* **Task goal**:
Return the records word for word. Any pictures in them are not part of the copy.

─── Data for the task ───

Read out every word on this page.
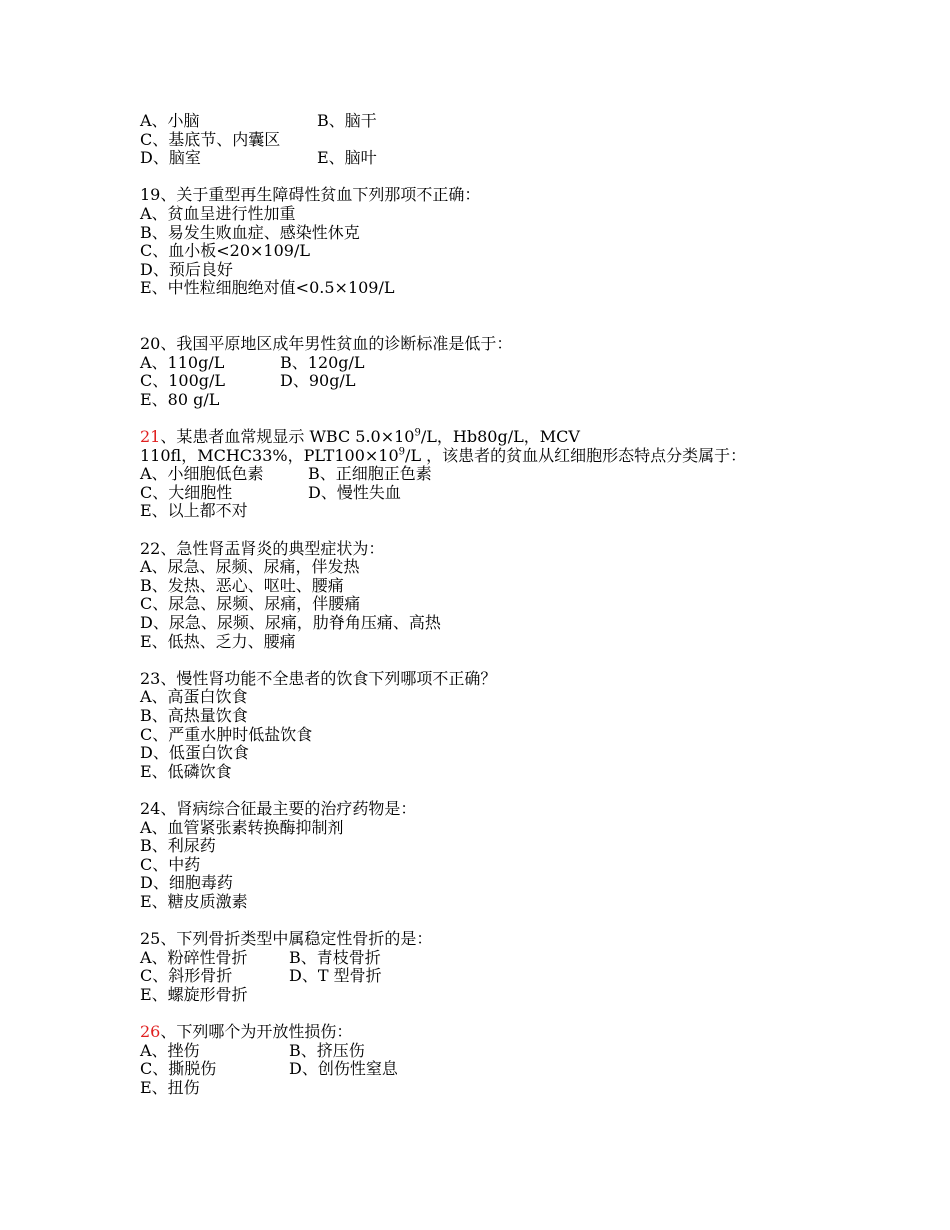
A、小脑	B、脑干
C、基底节、内囊区
D、脑室	E、脑叶
19、关于重型再生障碍性贫血下列那项不正确：
A、贫血呈进行性加重
B、易发生败血症、感染性休克
C、血小板<20×109/L
D、预后良好
E、中性粒细胞绝对值<0.5×109/L
20、我国平原地区成年男性贫血的诊断标准是低于：
A、110g/L	B、120g/L
C、100g/L	D、90g/L
E、80 g/L
21、某患者血常规显示 WBC $5.0\times 10^9/L$，Hb80g/L，MCV
110fl，MCHC33%，$PLT100\times 10^9/L$ ，该患者的贫血从红细胞形态特点分类属于：
A、小细胞低色素	B、正细胞正色素
C、大细胞性	D、慢性失血
E、以上都不对
22、急性肾盂肾炎的典型症状为：
A、尿急、尿频、尿痛，伴发热
B、发热、恶心、呕吐、腰痛
C、尿急、尿频、尿痛，伴腰痛
D、尿急、尿频、尿痛，肋脊角压痛、高热
E、低热、乏力、腰痛
23、慢性肾功能不全患者的饮食下列哪项不正确？
A、高蛋白饮食
B、高热量饮食
C、严重水肿时低盐饮食
D、低蛋白饮食
E、低磷饮食
24、肾病综合征最主要的治疗药物是：
A、血管紧张素转换酶抑制剂
B、利尿药
C、中药
D、细胞毒药
E、糖皮质激素
25、下列骨折类型中属稳定性骨折的是：
A、粉碎性骨折	B、青枝骨折
C、斜形骨折	D、T 型骨折
E、螺旋形骨折
26、下列哪个为开放性损伤：
A、挫伤	B、挤压伤
C、撕脱伤	D、创伤性窒息
E、扭伤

───

* **The output**:
Read out every word on this page.
A、小脑	B、脑干
C、基底节、内囊区
D、脑室	E、脑叶
19、关于重型再生障碍性贫血下列那项不正确：
A、贫血呈进行性加重
B、易发生败血症、感染性休克
C、血小板<20×109/L
D、预后良好
E、中性粒细胞绝对值<0.5×109/L
20、我国平原地区成年男性贫血的诊断标准是低于：
A、110g/L	B、120g/L
C、100g/L	D、90g/L
E、80 g/L
21、某患者血常规显示 WBC $5.0\times 10^9/L$，Hb80g/L，MCV
110fl，MCHC33%，$PLT100\times 10^9/L$ ，该患者的贫血从红细胞形态特点分类属于：
A、小细胞低色素	B、正细胞正色素
C、大细胞性	D、慢性失血
E、以上都不对
22、急性肾盂肾炎的典型症状为：
A、尿急、尿频、尿痛，伴发热
B、发热、恶心、呕吐、腰痛
C、尿急、尿频、尿痛，伴腰痛
D、尿急、尿频、尿痛，肋脊角压痛、高热
E、低热、乏力、腰痛
23、慢性肾功能不全患者的饮食下列哪项不正确？
A、高蛋白饮食
B、高热量饮食
C、严重水肿时低盐饮食
D、低蛋白饮食
E、低磷饮食
24、肾病综合征最主要的治疗药物是：
A、血管紧张素转换酶抑制剂
B、利尿药
C、中药
D、细胞毒药
E、糖皮质激素
25、下列骨折类型中属稳定性骨折的是：
A、粉碎性骨折	B、青枝骨折
C、斜形骨折	D、T 型骨折
E、螺旋形骨折
26、下列哪个为开放性损伤：
A、挫伤	B、挤压伤
C、撕脱伤	D、创伤性窒息
E、扭伤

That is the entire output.